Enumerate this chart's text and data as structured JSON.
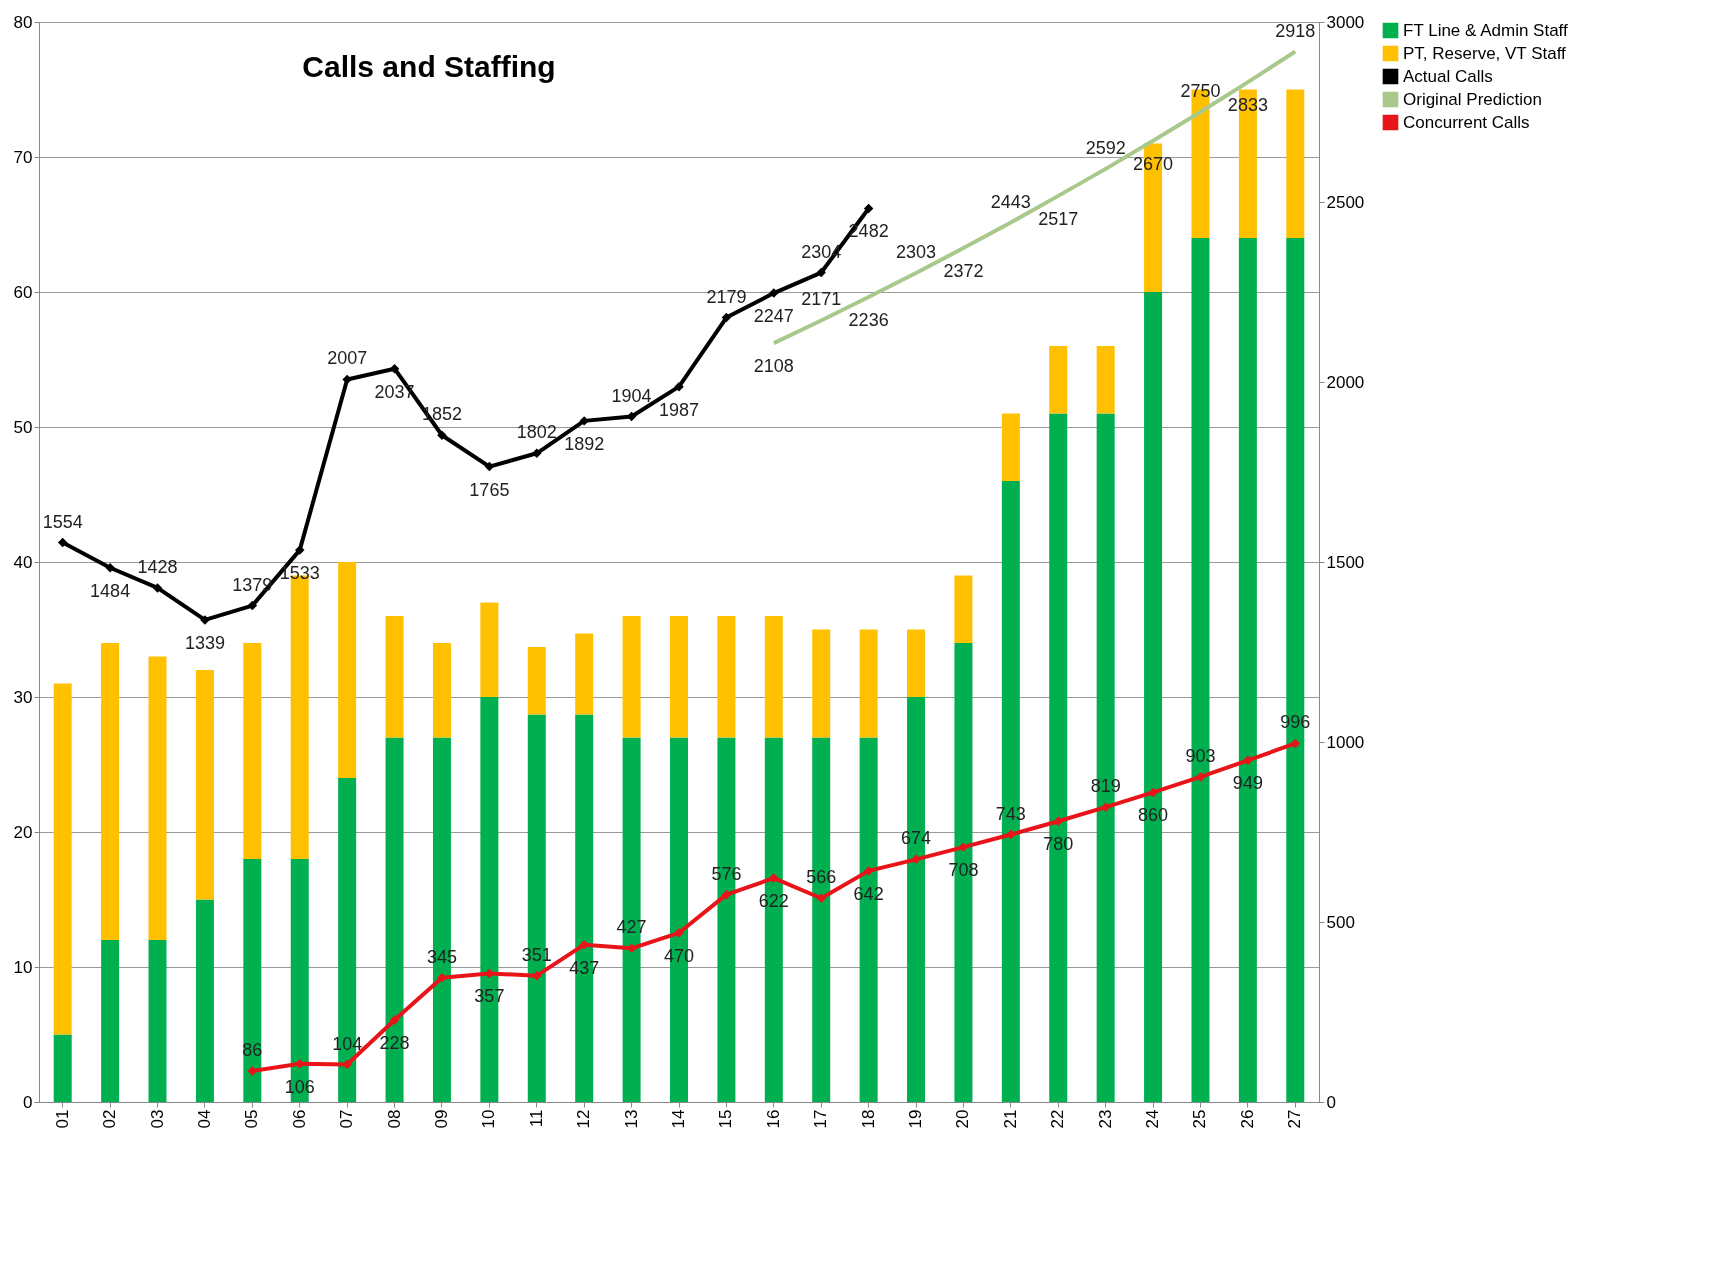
{
  "chart_data": {
    "type": "bar",
    "title": "Calls and Staffing",
    "categories": [
      "01",
      "02",
      "03",
      "04",
      "05",
      "06",
      "07",
      "08",
      "09",
      "10",
      "11",
      "12",
      "13",
      "14",
      "15",
      "16",
      "17",
      "18",
      "19",
      "20",
      "21",
      "22",
      "23",
      "24",
      "25",
      "26",
      "27"
    ],
    "stacked": true,
    "series": [
      {
        "name": "FT Line & Admin Staff",
        "color": "#00b050",
        "values": [
          5,
          12,
          12,
          15,
          18,
          18,
          24,
          27,
          27,
          30,
          28.7,
          28.7,
          27,
          27,
          27,
          27,
          27,
          27,
          30,
          34,
          46,
          51,
          51,
          60,
          64,
          64,
          64
        ]
      },
      {
        "name": "PT, Reserve, VT Staff",
        "color": "#ffc000",
        "values": [
          26,
          22,
          21,
          17,
          16,
          21,
          16,
          9,
          7,
          7,
          5,
          6,
          9,
          9,
          9,
          9,
          8,
          8,
          5,
          5,
          5,
          5,
          5,
          11,
          11,
          11,
          11
        ]
      },
      {
        "name": "Actual Calls",
        "type": "line",
        "axis": "y2",
        "color": "#000000",
        "marker": "diamond",
        "data_labels": true,
        "values": [
          1554,
          1484,
          1428,
          1339,
          1379,
          1533,
          2007,
          2037,
          1852,
          1765,
          1802,
          1892,
          1904,
          1987,
          2179,
          2247,
          2304,
          2482,
          null,
          null,
          null,
          null,
          null,
          null,
          null,
          null,
          null
        ]
      },
      {
        "name": "Original Prediction",
        "type": "line",
        "axis": "y2",
        "color": "#a9c98c",
        "marker": "none",
        "data_labels": true,
        "values": [
          null,
          null,
          null,
          null,
          null,
          null,
          null,
          null,
          null,
          null,
          null,
          null,
          null,
          null,
          null,
          2108,
          2171,
          2236,
          2303,
          2372,
          2443,
          2517,
          2592,
          2670,
          2750,
          2833,
          2918
        ]
      },
      {
        "name": "Concurrent Calls",
        "type": "line",
        "axis": "y2",
        "color": "#e8141a",
        "marker": "diamond",
        "data_labels": true,
        "values": [
          null,
          null,
          null,
          null,
          86,
          106,
          104,
          228,
          345,
          357,
          351,
          437,
          427,
          470,
          576,
          622,
          566,
          642,
          674,
          708,
          743,
          780,
          819,
          860,
          903,
          949,
          996
        ]
      }
    ],
    "ylim": [
      0,
      80
    ],
    "yticks": [
      0,
      10,
      20,
      30,
      40,
      50,
      60,
      70,
      80
    ],
    "y2lim": [
      0,
      3000
    ],
    "y2ticks": [
      0,
      500,
      1000,
      1500,
      2000,
      2500,
      3000
    ],
    "grid": "y",
    "legend": "right"
  }
}
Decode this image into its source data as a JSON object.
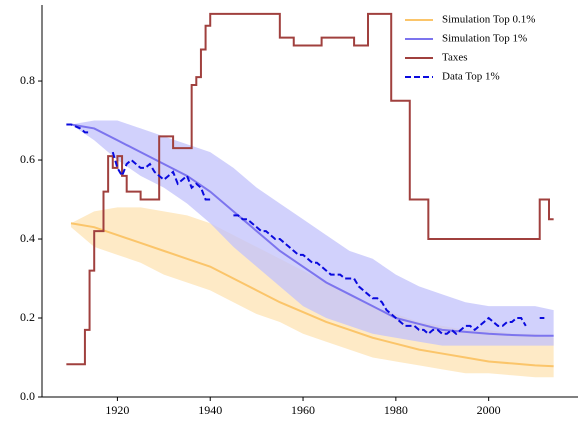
{
  "chart_data": {
    "type": "line",
    "xlim": [
      1903.75,
      2019.25
    ],
    "xticks": [
      1920,
      1940,
      1960,
      1980,
      2000
    ],
    "ylim": [
      0,
      0.99
    ],
    "yticks": [
      {
        "value": 0,
        "label": "0.0"
      },
      0.2,
      0.4,
      0.6,
      0.8
    ],
    "grid": false,
    "legend": "upper right",
    "series": [
      {
        "name": "Simulation Top 0.1%",
        "color": "#fbc56a",
        "band_color": "#fde3b3",
        "style": "solid",
        "x": [
          1910,
          1915,
          1920,
          1925,
          1930,
          1935,
          1940,
          1945,
          1950,
          1955,
          1960,
          1965,
          1970,
          1975,
          1980,
          1985,
          1990,
          1995,
          2000,
          2005,
          2010,
          2014
        ],
        "values": [
          0.44,
          0.43,
          0.41,
          0.39,
          0.37,
          0.35,
          0.33,
          0.3,
          0.27,
          0.24,
          0.215,
          0.19,
          0.17,
          0.15,
          0.135,
          0.12,
          0.11,
          0.1,
          0.09,
          0.085,
          0.08,
          0.078
        ],
        "upper": [
          0.44,
          0.47,
          0.48,
          0.48,
          0.47,
          0.46,
          0.44,
          0.41,
          0.38,
          0.35,
          0.32,
          0.29,
          0.26,
          0.23,
          0.21,
          0.19,
          0.18,
          0.17,
          0.17,
          0.16,
          0.16,
          0.15
        ],
        "lower": [
          0.43,
          0.38,
          0.36,
          0.34,
          0.31,
          0.29,
          0.27,
          0.24,
          0.21,
          0.19,
          0.16,
          0.14,
          0.12,
          0.1,
          0.09,
          0.08,
          0.07,
          0.06,
          0.06,
          0.055,
          0.05,
          0.05
        ]
      },
      {
        "name": "Simulation Top 1%",
        "color": "#7c74ee",
        "band_color": "#c2c2fb",
        "style": "solid",
        "x": [
          1910,
          1915,
          1920,
          1925,
          1930,
          1935,
          1940,
          1945,
          1950,
          1955,
          1960,
          1965,
          1970,
          1975,
          1980,
          1985,
          1990,
          1995,
          2000,
          2005,
          2010,
          2014
        ],
        "values": [
          0.69,
          0.68,
          0.65,
          0.62,
          0.59,
          0.56,
          0.52,
          0.47,
          0.42,
          0.37,
          0.33,
          0.29,
          0.26,
          0.23,
          0.2,
          0.185,
          0.17,
          0.165,
          0.16,
          0.157,
          0.155,
          0.155
        ],
        "upper": [
          0.69,
          0.7,
          0.7,
          0.68,
          0.66,
          0.64,
          0.62,
          0.58,
          0.53,
          0.49,
          0.45,
          0.41,
          0.37,
          0.35,
          0.31,
          0.28,
          0.26,
          0.24,
          0.23,
          0.23,
          0.23,
          0.22
        ],
        "lower": [
          0.69,
          0.65,
          0.6,
          0.56,
          0.53,
          0.49,
          0.44,
          0.38,
          0.33,
          0.28,
          0.23,
          0.2,
          0.18,
          0.16,
          0.15,
          0.14,
          0.13,
          0.13,
          0.13,
          0.13,
          0.13,
          0.13
        ]
      },
      {
        "name": "Taxes",
        "color": "#a0403e",
        "style": "step",
        "x": [
          1909,
          1913,
          1914,
          1915,
          1917,
          1918,
          1919,
          1920,
          1921,
          1922,
          1925,
          1929,
          1932,
          1936,
          1937,
          1938,
          1939,
          1940,
          1955,
          1958,
          1964,
          1971,
          1974,
          1979,
          1983,
          1987,
          2011,
          2013,
          2014
        ],
        "values": [
          0.083,
          0.17,
          0.32,
          0.42,
          0.52,
          0.61,
          0.58,
          0.61,
          0.56,
          0.52,
          0.5,
          0.66,
          0.63,
          0.79,
          0.81,
          0.88,
          0.94,
          0.97,
          0.91,
          0.89,
          0.91,
          0.89,
          0.97,
          0.75,
          0.5,
          0.4,
          0.5,
          0.45,
          0.45
        ]
      },
      {
        "name": "Data Top 1%",
        "color": "#0a0ade",
        "style": "dashed",
        "x": [
          1909,
          1910,
          1911,
          1912,
          1913,
          1914,
          1915,
          1916,
          1917,
          1918,
          1919,
          1920,
          1921,
          1922,
          1923,
          1924,
          1925,
          1926,
          1927,
          1928,
          1929,
          1930,
          1931,
          1932,
          1933,
          1934,
          1935,
          1936,
          1937,
          1938,
          1939,
          1940,
          1941,
          1942,
          1943,
          1944,
          1945,
          1946,
          1947,
          1948,
          1949,
          1950,
          1951,
          1952,
          1953,
          1954,
          1955,
          1956,
          1957,
          1958,
          1959,
          1960,
          1961,
          1962,
          1963,
          1964,
          1965,
          1966,
          1967,
          1968,
          1969,
          1970,
          1971,
          1972,
          1973,
          1974,
          1975,
          1976,
          1977,
          1978,
          1979,
          1980,
          1981,
          1982,
          1983,
          1984,
          1985,
          1986,
          1987,
          1988,
          1989,
          1990,
          1991,
          1992,
          1993,
          1994,
          1995,
          1996,
          1997,
          1998,
          1999,
          2000,
          2001,
          2002,
          2003,
          2004,
          2005,
          2006,
          2007,
          2008,
          2009,
          2010,
          2011,
          2012
        ],
        "values": [
          0.69,
          0.69,
          0.685,
          0.68,
          0.67,
          0.67,
          null,
          null,
          null,
          null,
          0.62,
          0.58,
          0.56,
          0.59,
          0.6,
          0.59,
          0.58,
          0.58,
          0.59,
          0.57,
          0.56,
          0.55,
          0.56,
          0.57,
          0.54,
          0.55,
          0.56,
          0.53,
          0.54,
          0.53,
          0.5,
          0.5,
          null,
          null,
          null,
          null,
          0.46,
          0.46,
          0.45,
          0.45,
          0.44,
          0.43,
          0.42,
          0.42,
          0.41,
          0.4,
          0.4,
          0.39,
          0.38,
          0.37,
          0.36,
          0.36,
          0.35,
          0.34,
          0.34,
          0.33,
          0.32,
          0.31,
          0.31,
          0.31,
          0.3,
          0.3,
          0.3,
          0.28,
          0.27,
          0.26,
          0.25,
          0.25,
          0.24,
          0.22,
          0.21,
          0.2,
          0.19,
          0.18,
          0.18,
          0.18,
          0.17,
          0.17,
          0.16,
          0.17,
          0.17,
          0.16,
          0.16,
          0.17,
          0.16,
          0.17,
          0.18,
          0.18,
          0.17,
          0.18,
          0.19,
          0.2,
          0.19,
          0.18,
          0.18,
          0.19,
          0.19,
          0.2,
          0.2,
          0.18,
          null,
          null,
          0.2,
          0.2
        ]
      }
    ]
  }
}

□ □ □

Identify every line above that includes the word "Calls", and show those lines.

    "title": "Calls and Staffing",
        "name": "Actual Calls",
        "name": "Concurrent Calls",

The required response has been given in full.